-- Page excerpt --
▶

[<prev] [next>] [<thread-prev] [thread-next>] [day] [month] [year] [list]
Date: Thu, 9 Sep 2021 14:56:18 -0700
From: Linus Torvalds <torvalds@...ux-foundation.org>
To: Jens Axboe <axboe@...nel.dk>
Cc: Al Viro <viro@...iv.linux.org.uk>,
Pavel Begunkov <asml.silence@...il.com>,
Linux Kernel Mailing List <linux-kernel@...r.kernel.org>,
linux-fsdevel <linux-fsdevel@...r.kernel.org>
Subject: Re: [git pull] iov_iter fixes
On Thu, Sep 9, 2021 at 2:39 PM Jens Axboe <axboe@...nel.dk> wrote:
>
> OK, one that I immediately found is just doing O_DIRECT to a block
> device or file on XFS. As pages are mapped and added, the iov_iter is
> advanced. If we then go and submit and get -EAGAIN, for example, then we
> return with what we mapped already consumed.
Ok, that's annoying but understandable. Dave points to a commit that
removes one of the EAGAIN cases, but apparently not some others.
I do kind of wonder if you can't have the exact same case when *some*
of the IO succeeds, though.

◀

Raw records:
▶

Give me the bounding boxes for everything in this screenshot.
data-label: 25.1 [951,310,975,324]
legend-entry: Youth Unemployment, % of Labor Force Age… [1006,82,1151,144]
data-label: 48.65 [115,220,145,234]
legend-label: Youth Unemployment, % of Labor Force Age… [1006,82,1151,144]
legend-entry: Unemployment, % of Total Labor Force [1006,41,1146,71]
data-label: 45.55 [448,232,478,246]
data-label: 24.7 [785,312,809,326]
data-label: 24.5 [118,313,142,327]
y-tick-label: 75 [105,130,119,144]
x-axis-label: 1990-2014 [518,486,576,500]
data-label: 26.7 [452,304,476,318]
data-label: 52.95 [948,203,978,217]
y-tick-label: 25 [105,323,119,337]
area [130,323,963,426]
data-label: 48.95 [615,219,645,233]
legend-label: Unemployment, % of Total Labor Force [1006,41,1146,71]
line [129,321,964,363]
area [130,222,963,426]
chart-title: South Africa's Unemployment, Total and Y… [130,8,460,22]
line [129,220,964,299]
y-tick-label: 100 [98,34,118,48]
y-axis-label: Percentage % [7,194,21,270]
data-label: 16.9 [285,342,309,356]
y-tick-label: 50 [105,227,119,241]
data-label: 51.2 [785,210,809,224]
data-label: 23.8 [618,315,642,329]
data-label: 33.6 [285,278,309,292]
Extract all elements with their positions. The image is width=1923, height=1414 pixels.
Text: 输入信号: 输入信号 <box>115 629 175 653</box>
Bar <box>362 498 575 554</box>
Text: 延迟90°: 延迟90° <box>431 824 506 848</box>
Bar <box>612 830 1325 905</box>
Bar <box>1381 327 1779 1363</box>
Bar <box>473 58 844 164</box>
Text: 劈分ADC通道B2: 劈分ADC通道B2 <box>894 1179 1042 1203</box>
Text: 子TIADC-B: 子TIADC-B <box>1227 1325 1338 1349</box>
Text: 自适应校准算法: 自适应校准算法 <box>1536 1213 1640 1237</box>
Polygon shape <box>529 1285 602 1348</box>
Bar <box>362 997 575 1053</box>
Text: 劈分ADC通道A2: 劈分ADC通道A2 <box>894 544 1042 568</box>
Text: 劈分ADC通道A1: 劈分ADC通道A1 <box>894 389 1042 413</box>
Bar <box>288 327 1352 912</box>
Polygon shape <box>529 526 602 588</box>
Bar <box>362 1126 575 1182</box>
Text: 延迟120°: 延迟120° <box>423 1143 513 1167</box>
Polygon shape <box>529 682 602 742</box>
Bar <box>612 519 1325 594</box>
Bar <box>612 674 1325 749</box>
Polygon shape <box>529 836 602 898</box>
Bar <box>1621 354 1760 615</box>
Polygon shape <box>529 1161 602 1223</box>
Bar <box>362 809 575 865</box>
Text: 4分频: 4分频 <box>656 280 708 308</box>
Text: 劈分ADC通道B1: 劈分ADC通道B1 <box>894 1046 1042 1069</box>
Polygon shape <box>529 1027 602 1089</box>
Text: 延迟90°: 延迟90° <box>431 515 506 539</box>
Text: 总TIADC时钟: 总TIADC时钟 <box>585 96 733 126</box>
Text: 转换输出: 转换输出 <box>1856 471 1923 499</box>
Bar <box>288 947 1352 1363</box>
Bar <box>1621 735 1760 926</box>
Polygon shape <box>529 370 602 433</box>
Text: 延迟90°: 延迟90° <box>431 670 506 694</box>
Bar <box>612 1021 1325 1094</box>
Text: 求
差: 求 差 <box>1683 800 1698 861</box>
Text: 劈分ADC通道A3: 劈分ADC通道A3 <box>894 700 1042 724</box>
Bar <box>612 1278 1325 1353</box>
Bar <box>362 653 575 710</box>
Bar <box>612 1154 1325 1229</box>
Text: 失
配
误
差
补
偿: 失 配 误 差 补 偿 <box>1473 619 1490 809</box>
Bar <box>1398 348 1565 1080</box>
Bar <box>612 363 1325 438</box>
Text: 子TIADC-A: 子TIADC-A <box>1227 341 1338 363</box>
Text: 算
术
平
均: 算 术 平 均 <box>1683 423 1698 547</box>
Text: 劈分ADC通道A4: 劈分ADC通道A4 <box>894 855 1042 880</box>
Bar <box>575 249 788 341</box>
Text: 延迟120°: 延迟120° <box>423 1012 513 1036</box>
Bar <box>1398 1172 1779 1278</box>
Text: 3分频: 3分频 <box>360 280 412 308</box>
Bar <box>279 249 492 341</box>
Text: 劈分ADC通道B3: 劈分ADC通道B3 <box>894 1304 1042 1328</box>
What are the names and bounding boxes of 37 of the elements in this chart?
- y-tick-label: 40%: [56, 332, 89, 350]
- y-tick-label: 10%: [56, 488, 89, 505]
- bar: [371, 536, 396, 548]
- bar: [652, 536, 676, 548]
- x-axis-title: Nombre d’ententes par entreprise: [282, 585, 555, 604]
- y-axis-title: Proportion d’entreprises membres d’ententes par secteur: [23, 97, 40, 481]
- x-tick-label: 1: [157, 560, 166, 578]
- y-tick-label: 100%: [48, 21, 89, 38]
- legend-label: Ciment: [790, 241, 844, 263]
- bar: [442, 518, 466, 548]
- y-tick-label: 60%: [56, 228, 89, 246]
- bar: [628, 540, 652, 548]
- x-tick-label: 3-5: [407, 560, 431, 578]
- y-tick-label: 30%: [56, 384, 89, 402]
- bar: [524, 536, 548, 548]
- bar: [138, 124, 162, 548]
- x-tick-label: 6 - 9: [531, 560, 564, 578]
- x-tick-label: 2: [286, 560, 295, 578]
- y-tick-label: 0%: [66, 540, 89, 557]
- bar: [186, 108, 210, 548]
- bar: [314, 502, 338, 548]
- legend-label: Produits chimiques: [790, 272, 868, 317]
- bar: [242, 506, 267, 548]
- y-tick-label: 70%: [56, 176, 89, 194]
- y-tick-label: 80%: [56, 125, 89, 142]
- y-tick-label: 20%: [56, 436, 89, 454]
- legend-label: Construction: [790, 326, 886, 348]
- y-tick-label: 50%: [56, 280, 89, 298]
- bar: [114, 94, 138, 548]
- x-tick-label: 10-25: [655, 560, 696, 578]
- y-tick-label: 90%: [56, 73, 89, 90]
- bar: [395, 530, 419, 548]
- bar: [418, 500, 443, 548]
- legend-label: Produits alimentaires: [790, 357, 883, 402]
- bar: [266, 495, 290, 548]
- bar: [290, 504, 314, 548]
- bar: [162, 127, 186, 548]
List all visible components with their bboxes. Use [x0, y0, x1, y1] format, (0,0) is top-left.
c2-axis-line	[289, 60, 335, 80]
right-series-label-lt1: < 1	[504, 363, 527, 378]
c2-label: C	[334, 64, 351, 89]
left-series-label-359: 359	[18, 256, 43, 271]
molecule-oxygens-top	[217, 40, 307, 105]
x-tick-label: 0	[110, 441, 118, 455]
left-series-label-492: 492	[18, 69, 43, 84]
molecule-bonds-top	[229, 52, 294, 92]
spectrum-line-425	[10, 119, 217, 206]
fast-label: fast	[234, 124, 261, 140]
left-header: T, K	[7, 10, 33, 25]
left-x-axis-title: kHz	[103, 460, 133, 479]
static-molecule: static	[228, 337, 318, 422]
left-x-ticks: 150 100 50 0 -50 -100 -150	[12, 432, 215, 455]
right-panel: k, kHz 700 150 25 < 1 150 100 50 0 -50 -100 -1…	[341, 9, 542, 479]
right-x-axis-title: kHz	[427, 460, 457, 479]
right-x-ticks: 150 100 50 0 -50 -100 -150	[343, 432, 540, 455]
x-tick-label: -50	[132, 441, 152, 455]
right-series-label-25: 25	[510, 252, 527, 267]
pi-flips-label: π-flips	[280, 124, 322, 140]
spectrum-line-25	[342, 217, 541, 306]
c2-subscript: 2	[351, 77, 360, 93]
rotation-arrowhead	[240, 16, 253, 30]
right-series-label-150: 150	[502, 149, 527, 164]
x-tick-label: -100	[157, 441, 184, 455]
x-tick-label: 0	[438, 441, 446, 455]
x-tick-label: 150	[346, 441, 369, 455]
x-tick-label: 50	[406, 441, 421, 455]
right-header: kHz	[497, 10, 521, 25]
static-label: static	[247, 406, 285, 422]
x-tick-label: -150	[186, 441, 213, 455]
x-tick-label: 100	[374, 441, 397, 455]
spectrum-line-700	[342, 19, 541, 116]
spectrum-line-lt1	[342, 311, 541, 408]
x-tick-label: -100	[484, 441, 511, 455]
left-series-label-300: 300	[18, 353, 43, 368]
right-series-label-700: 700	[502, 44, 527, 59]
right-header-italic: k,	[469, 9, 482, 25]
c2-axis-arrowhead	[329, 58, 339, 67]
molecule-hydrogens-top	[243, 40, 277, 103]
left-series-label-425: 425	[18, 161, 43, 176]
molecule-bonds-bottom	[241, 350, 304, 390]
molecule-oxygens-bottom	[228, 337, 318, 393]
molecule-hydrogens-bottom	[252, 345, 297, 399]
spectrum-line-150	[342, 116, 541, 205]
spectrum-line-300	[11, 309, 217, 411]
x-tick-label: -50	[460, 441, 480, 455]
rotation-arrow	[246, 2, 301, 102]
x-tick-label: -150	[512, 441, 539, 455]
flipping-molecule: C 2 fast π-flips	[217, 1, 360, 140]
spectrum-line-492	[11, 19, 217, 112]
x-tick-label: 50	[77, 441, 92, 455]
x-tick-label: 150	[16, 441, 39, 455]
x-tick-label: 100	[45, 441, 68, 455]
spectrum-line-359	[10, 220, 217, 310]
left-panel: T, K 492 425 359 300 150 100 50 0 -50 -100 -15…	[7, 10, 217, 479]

◀

-- What to produce --
List every recipient named in the Cc field of the mailing list message header.

-- Reply --
Al Viro
Pavel Begunkov
Linux Kernel Mailing List
linux-fsdevel